> _Task directions_
Find the number of lines containing the string "date" in the data. Answer with the number by itself.

> _Exercise materials_

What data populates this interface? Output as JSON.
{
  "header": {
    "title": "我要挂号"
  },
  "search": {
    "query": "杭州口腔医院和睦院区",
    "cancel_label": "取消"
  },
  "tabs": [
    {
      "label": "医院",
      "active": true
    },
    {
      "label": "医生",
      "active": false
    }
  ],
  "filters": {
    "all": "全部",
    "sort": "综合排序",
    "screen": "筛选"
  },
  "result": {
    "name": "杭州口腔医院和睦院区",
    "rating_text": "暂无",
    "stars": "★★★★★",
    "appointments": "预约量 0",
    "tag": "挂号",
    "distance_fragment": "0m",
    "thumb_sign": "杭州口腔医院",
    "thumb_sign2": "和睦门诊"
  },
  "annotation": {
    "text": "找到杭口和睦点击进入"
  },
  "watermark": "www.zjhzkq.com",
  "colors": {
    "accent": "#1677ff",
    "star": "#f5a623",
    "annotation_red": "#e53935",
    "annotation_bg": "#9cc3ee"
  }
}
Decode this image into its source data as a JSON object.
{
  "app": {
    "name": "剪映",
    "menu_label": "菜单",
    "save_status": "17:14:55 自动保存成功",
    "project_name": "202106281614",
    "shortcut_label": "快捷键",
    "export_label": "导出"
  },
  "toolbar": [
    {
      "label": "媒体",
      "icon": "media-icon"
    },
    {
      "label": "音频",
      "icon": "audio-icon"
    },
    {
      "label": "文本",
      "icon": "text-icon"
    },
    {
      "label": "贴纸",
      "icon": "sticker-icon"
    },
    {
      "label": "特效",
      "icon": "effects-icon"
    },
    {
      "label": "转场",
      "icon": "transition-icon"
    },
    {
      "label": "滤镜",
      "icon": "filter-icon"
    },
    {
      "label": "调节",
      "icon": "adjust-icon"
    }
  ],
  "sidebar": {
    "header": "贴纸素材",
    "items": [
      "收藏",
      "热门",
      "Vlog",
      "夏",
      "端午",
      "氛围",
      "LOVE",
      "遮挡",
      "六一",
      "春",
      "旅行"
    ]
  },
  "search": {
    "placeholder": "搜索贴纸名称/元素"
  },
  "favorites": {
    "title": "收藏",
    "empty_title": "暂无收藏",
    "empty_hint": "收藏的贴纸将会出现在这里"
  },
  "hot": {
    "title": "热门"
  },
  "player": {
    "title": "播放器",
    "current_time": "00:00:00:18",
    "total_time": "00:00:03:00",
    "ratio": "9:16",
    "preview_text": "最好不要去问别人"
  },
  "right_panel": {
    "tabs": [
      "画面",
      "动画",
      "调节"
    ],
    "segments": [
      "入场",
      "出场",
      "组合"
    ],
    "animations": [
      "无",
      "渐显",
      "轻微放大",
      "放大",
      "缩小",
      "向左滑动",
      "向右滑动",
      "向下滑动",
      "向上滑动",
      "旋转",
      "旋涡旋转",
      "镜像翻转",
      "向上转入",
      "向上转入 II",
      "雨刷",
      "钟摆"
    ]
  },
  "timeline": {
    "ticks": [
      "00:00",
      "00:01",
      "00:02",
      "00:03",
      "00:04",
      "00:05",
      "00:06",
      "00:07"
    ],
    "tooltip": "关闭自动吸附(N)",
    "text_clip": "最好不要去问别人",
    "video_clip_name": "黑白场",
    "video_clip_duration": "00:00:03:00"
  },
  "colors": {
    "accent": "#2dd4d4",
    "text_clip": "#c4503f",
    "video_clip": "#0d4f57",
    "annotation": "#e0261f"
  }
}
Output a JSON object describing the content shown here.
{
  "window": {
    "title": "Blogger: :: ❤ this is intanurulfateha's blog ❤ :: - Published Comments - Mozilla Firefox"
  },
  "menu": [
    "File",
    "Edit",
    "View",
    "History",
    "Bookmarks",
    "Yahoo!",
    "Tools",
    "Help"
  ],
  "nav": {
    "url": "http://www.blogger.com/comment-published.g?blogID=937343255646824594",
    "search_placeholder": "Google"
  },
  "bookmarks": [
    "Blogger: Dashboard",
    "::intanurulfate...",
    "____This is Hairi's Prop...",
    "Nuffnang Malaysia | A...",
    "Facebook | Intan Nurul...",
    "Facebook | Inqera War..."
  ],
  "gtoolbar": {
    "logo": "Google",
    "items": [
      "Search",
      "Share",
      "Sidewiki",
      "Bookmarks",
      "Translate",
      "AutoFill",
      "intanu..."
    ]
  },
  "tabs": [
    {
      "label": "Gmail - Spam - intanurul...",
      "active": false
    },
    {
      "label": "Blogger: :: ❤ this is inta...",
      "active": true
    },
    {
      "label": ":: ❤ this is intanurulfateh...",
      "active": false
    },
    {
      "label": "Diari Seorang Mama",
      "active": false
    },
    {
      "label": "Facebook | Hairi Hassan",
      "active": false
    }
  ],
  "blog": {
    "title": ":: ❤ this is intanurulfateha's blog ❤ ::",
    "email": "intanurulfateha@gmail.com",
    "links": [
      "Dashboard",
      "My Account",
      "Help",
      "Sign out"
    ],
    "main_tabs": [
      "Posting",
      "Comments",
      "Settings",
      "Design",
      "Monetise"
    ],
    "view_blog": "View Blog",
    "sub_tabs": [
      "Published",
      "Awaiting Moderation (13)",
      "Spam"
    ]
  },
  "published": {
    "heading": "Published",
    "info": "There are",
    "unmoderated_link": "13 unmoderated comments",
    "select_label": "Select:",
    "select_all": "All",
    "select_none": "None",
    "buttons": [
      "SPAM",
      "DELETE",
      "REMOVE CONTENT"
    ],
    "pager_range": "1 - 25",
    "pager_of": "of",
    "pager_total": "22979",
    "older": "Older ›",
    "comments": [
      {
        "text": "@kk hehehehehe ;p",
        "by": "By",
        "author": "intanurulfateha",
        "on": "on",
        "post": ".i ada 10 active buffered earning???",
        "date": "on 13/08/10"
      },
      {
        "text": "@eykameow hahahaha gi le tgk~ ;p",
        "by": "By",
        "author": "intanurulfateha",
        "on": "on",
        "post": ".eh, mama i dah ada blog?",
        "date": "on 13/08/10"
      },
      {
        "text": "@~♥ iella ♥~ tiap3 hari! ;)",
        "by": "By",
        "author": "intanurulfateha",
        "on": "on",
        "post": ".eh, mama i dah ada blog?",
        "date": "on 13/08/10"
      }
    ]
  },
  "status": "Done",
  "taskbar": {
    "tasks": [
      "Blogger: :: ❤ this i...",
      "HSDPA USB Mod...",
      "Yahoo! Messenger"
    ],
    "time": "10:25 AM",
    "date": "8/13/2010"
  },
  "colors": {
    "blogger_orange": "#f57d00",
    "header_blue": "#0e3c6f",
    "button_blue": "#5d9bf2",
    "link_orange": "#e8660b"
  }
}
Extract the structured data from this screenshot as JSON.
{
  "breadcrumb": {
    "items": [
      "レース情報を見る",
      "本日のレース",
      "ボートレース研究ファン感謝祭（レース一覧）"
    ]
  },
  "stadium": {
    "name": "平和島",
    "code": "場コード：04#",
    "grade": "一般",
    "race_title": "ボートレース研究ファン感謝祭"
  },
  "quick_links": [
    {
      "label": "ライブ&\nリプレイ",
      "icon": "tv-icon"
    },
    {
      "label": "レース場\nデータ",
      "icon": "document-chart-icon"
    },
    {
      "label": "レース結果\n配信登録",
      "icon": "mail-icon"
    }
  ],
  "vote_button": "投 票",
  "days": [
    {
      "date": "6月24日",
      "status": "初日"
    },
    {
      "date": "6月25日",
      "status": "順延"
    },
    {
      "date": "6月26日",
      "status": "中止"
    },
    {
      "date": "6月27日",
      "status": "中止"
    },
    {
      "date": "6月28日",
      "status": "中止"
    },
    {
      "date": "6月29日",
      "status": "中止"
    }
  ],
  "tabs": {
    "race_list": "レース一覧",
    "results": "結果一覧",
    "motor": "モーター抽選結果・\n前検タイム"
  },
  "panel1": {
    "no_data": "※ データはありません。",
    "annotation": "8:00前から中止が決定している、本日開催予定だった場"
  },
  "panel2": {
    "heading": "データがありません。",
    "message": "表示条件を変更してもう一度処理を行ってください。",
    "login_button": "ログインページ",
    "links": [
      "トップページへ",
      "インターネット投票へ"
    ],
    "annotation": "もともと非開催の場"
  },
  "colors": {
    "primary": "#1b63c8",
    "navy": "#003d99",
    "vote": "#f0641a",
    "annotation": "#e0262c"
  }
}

> _Answer for this exercise_
10